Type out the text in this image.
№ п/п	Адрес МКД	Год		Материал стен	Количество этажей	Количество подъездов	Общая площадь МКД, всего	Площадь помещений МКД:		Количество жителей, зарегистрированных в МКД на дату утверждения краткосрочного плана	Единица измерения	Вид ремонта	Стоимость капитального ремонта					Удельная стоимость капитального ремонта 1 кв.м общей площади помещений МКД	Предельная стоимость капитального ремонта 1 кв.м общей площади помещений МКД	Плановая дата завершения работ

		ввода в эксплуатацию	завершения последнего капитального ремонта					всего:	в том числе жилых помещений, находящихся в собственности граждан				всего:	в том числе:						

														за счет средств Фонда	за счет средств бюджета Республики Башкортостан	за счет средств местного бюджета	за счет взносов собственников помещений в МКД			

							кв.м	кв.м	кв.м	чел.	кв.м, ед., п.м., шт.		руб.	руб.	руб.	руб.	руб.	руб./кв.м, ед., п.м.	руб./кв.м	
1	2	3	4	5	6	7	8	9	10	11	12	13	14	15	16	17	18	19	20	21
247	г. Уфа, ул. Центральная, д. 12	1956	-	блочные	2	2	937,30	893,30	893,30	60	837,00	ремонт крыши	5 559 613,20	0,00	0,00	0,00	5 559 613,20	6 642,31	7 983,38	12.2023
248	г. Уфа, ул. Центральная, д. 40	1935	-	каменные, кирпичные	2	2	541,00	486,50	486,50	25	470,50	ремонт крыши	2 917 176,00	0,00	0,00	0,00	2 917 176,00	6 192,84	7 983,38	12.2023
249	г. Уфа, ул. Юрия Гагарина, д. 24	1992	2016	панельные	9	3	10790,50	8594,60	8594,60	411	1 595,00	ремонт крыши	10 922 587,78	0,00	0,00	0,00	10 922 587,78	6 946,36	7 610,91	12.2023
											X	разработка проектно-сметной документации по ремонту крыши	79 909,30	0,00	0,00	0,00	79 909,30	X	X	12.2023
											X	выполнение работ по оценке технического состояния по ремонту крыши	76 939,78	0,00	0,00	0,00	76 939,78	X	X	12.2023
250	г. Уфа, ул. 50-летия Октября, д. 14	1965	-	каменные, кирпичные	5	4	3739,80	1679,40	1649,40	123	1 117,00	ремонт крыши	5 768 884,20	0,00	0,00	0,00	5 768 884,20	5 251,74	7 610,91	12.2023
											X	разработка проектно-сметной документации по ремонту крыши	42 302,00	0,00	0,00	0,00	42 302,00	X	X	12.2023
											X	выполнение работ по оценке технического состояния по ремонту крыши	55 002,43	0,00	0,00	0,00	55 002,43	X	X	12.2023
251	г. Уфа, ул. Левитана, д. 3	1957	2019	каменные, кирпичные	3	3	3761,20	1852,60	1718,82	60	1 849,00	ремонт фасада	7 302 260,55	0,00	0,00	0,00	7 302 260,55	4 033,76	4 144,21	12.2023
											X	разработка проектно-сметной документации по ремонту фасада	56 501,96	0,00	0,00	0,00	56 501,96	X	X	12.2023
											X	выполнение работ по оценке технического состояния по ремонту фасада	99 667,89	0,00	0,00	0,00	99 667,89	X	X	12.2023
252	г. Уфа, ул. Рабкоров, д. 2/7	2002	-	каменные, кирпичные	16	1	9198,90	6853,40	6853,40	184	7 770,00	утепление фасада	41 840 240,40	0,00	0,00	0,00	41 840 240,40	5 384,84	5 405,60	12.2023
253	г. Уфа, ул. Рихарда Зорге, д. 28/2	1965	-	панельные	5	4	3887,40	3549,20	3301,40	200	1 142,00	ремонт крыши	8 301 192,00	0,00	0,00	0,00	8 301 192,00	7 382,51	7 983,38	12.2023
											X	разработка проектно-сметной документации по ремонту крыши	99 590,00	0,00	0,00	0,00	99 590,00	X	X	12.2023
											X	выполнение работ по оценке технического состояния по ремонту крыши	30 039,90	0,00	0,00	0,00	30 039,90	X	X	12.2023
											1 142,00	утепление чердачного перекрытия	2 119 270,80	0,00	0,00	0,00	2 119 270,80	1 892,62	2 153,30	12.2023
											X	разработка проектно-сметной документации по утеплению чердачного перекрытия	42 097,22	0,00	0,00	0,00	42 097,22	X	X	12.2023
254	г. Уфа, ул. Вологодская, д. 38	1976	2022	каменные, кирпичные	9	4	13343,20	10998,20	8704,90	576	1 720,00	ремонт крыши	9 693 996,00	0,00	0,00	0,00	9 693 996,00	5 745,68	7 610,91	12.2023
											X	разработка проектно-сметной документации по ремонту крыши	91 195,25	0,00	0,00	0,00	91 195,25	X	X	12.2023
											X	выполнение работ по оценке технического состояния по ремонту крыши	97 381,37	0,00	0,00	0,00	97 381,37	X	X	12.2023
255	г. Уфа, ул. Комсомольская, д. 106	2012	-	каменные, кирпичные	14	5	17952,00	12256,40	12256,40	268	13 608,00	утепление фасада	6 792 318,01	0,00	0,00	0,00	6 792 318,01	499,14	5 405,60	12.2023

^^^^^^^^^^^^^^^^

(PROMPT) Provide all the records again, word for word.

(TASK OUTPUT)
Type out the text in this image.
№ п/п	Адрес МКД	Год		Материал стен	Количество этажей	Количество подъездов	Общая площадь МКД, всего	Площадь помещений МКД:		Количество жителей, зарегистрированных в МКД на дату утверждения краткосрочного плана	Единица измерения	Вид ремонта	Стоимость капитального ремонта					Удельная стоимость капитального ремонта 1 кв.м общей площади помещений МКД	Предельная стоимость капитального ремонта 1 кв.м общей площади помещений МКД	Плановая дата завершения работ

		ввода в эксплуатацию	завершения последнего капитального ремонта					всего:	в том числе жилых помещений, находящихся в собственности граждан				всего:	в том числе:						

														за счет средств Фонда	за счет средств бюджета Республики Башкортостан	за счет средств местного бюджета	за счет взносов собственников помещений в МКД			

							кв.м	кв.м	кв.м	чел.	кв.м, ед., п.м., шт.		руб.	руб.	руб.	руб.	руб.	руб./кв.м, ед., п.м.	руб./кв.м	
1	2	3	4	5	6	7	8	9	10	11	12	13	14	15	16	17	18	19	20	21
247	г. Уфа, ул. Центральная, д. 12	1956	-	блочные	2	2	937,30	893,30	893,30	60	837,00	ремонт крыши	5 559 613,20	0,00	0,00	0,00	5 559 613,20	6 642,31	7 983,38	12.2023
248	г. Уфа, ул. Центральная, д. 40	1935	-	каменные, кирпичные	2	2	541,00	486,50	486,50	25	470,50	ремонт крыши	2 917 176,00	0,00	0,00	0,00	2 917 176,00	6 192,84	7 983,38	12.2023
249	г. Уфа, ул. Юрия Гагарина, д. 24	1992	2016	панельные	9	3	10790,50	8594,60	8594,60	411	1 595,00	ремонт крыши	10 922 587,78	0,00	0,00	0,00	10 922 587,78	6 946,36	7 610,91	12.2023
											X	разработка проектно-сметной документации по ремонту крыши	79 909,30	0,00	0,00	0,00	79 909,30	X	X	12.2023
											X	выполнение работ по оценке технического состояния по ремонту крыши	76 939,78	0,00	0,00	0,00	76 939,78	X	X	12.2023
250	г. Уфа, ул. 50-летия Октября, д. 14	1965	-	каменные, кирпичные	5	4	3739,80	1679,40	1649,40	123	1 117,00	ремонт крыши	5 768 884,20	0,00	0,00	0,00	5 768 884,20	5 251,74	7 610,91	12.2023
											X	разработка проектно-сметной документации по ремонту крыши	42 302,00	0,00	0,00	0,00	42 302,00	X	X	12.2023
											X	выполнение работ по оценке технического состояния по ремонту крыши	55 002,43	0,00	0,00	0,00	55 002,43	X	X	12.2023
251	г. Уфа, ул. Левитана, д. 3	1957	2019	каменные, кирпичные	3	3	3761,20	1852,60	1718,82	60	1 849,00	ремонт фасада	7 302 260,55	0,00	0,00	0,00	7 302 260,55	4 033,76	4 144,21	12.2023
											X	разработка проектно-сметной документации по ремонту фасада	56 501,96	0,00	0,00	0,00	56 501,96	X	X	12.2023
											X	выполнение работ по оценке технического состояния по ремонту фасада	99 667,89	0,00	0,00	0,00	99 667,89	X	X	12.2023
252	г. Уфа, ул. Рабкоров, д. 2/7	2002	-	каменные, кирпичные	16	1	9198,90	6853,40	6853,40	184	7 770,00	утепление фасада	41 840 240,40	0,00	0,00	0,00	41 840 240,40	5 384,84	5 405,60	12.2023
253	г. Уфа, ул. Рихарда Зорге, д. 28/2	1965	-	панельные	5	4	3887,40	3549,20	3301,40	200	1 142,00	ремонт крыши	8 301 192,00	0,00	0,00	0,00	8 301 192,00	7 382,51	7 983,38	12.2023
											X	разработка проектно-сметной документации по ремонту крыши	99 590,00	0,00	0,00	0,00	99 590,00	X	X	12.2023
											X	выполнение работ по оценке технического состояния по ремонту крыши	30 039,90	0,00	0,00	0,00	30 039,90	X	X	12.2023
											1 142,00	утепление чердачного перекрытия	2 119 270,80	0,00	0,00	0,00	2 119 270,80	1 892,62	2 153,30	12.2023
											X	разработка проектно-сметной документации по утеплению чердачного перекрытия	42 097,22	0,00	0,00	0,00	42 097,22	X	X	12.2023
254	г. Уфа, ул. Вологодская, д. 38	1976	2022	каменные, кирпичные	9	4	13343,20	10998,20	8704,90	576	1 720,00	ремонт крыши	9 693 996,00	0,00	0,00	0,00	9 693 996,00	5 745,68	7 610,91	12.2023
											X	разработка проектно-сметной документации по ремонту крыши	91 195,25	0,00	0,00	0,00	91 195,25	X	X	12.2023
											X	выполнение работ по оценке технического состояния по ремонту крыши	97 381,37	0,00	0,00	0,00	97 381,37	X	X	12.2023
255	г. Уфа, ул. Комсомольская, д. 106	2012	-	каменные, кирпичные	14	5	17952,00	12256,40	12256,40	268	13 608,00	утепление фасада	6 792 318,01	0,00	0,00	0,00	6 792 318,01	499,14	5 405,60	12.2023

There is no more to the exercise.